Supplied entries ->
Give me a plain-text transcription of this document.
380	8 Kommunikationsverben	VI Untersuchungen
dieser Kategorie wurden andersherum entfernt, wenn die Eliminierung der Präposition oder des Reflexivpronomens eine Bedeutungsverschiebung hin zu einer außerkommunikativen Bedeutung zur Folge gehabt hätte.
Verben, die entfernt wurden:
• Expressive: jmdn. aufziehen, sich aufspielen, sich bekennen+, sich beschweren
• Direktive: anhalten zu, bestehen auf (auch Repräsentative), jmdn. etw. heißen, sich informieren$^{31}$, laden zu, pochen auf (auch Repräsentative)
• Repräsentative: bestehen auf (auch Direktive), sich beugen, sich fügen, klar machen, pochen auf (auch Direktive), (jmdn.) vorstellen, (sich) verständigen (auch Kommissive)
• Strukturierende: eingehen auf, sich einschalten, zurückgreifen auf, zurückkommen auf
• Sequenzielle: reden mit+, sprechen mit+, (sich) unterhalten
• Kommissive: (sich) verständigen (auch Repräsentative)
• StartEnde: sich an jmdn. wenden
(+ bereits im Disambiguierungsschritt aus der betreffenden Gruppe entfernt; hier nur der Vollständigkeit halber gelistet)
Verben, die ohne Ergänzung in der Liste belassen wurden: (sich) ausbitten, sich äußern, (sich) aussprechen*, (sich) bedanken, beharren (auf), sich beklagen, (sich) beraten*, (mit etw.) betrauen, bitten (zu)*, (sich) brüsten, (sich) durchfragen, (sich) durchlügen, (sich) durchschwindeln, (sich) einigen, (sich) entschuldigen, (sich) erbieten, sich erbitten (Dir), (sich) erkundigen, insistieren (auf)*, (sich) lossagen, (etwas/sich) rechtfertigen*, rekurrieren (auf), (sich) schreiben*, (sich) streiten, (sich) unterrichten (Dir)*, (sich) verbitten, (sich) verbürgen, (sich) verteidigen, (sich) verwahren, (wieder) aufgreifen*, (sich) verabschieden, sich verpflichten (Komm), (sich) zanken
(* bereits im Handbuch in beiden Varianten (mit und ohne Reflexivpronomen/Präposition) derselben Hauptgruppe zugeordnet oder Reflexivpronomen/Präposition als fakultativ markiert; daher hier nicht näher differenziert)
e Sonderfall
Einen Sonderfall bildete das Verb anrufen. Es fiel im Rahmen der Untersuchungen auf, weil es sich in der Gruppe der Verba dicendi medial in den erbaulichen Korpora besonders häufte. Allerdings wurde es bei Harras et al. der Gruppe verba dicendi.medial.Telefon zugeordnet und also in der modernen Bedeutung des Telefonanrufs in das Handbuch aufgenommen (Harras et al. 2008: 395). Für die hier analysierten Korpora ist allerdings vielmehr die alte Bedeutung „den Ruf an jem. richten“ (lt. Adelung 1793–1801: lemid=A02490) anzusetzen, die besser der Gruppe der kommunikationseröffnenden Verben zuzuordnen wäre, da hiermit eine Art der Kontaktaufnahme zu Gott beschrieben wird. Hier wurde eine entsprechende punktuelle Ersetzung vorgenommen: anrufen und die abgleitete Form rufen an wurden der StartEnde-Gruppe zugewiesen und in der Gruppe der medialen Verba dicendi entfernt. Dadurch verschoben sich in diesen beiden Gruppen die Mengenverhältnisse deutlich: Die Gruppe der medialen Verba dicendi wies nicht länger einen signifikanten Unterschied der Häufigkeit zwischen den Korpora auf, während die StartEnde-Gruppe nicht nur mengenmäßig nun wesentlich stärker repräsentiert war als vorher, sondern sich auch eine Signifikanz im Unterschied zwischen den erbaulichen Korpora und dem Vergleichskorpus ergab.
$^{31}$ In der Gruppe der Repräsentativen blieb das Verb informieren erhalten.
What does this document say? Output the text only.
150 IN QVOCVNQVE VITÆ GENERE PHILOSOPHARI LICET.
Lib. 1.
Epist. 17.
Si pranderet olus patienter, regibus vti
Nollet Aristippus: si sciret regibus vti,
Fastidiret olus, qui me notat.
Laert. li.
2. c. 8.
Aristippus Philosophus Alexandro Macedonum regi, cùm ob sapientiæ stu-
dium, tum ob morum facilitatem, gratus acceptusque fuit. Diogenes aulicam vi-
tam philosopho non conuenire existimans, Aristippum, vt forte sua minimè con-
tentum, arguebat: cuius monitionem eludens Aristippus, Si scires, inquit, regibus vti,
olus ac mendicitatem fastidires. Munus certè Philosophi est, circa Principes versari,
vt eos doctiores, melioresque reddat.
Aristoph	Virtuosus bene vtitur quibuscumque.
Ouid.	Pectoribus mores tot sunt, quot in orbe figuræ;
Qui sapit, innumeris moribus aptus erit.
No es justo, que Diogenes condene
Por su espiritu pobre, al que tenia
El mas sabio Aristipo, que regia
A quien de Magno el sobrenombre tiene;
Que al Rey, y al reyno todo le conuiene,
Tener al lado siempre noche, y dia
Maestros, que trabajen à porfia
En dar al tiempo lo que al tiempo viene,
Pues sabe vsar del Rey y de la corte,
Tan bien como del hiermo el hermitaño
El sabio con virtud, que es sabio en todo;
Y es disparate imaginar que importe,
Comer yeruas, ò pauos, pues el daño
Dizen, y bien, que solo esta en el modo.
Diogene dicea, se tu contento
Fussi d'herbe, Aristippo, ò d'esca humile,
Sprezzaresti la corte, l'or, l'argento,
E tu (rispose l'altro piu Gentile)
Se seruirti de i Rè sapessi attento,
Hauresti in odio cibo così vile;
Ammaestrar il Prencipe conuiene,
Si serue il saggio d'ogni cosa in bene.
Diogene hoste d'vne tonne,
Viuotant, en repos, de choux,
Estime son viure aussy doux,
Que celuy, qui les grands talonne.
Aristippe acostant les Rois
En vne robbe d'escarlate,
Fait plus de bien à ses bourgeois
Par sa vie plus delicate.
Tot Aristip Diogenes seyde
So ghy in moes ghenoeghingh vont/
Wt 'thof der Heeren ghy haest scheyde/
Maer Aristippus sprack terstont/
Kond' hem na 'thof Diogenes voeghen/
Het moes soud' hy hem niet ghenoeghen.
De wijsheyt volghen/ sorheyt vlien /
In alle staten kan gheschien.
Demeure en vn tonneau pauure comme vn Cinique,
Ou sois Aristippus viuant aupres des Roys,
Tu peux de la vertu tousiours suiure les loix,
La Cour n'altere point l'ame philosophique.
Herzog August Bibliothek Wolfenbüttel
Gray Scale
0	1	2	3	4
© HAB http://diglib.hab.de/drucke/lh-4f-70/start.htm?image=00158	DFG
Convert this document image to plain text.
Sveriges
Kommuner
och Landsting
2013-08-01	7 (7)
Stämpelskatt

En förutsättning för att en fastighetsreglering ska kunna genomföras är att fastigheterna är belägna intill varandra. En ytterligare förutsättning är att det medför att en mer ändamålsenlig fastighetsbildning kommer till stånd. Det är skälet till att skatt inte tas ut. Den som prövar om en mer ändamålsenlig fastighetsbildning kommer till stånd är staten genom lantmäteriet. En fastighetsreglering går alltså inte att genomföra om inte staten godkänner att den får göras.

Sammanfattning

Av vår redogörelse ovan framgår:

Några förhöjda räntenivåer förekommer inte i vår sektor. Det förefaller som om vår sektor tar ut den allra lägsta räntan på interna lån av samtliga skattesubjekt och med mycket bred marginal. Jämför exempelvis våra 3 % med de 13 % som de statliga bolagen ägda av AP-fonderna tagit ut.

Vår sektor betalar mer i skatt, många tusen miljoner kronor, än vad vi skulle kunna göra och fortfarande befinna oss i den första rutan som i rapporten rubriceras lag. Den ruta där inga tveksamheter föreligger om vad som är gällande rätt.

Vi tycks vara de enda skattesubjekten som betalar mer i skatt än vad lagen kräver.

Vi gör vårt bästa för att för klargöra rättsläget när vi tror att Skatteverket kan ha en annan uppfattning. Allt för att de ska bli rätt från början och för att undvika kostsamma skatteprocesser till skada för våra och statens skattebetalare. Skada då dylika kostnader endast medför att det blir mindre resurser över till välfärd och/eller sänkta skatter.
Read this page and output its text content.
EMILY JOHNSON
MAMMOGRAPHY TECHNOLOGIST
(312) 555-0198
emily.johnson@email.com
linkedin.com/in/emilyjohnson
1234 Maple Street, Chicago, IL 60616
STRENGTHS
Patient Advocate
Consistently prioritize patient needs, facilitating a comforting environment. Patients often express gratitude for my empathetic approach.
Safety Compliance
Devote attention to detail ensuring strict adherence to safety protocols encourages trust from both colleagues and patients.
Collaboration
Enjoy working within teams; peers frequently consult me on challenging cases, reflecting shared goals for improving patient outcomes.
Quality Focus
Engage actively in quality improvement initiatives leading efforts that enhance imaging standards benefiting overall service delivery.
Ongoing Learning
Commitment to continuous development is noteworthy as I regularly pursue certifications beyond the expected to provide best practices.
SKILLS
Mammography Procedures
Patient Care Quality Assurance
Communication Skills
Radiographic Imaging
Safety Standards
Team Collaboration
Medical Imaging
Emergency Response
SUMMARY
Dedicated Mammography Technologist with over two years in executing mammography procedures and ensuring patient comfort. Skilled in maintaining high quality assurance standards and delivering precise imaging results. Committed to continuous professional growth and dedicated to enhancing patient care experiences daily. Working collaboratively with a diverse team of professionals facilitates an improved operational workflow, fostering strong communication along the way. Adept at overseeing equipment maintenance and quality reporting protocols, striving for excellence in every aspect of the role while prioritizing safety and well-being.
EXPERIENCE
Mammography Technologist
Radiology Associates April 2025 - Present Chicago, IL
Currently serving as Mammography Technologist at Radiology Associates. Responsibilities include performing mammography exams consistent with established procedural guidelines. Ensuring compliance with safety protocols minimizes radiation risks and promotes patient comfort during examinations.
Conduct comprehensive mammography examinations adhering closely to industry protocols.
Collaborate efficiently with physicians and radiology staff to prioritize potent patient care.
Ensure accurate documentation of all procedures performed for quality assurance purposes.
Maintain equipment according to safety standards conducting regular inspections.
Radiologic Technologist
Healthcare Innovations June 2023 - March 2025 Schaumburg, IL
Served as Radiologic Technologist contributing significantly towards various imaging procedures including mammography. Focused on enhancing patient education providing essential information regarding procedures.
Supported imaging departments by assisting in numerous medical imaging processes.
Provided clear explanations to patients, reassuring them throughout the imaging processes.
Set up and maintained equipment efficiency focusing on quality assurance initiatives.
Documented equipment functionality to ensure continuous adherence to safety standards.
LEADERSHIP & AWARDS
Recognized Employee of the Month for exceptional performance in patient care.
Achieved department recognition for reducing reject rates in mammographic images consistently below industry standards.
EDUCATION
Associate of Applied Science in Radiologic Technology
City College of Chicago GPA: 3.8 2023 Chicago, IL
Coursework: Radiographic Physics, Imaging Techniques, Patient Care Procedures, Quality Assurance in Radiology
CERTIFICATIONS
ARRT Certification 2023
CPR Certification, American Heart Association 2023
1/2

Work instruction ->
Tell how many lines of the listing include the word "bereits"; the number alone is the answer.

Result of the task ->
2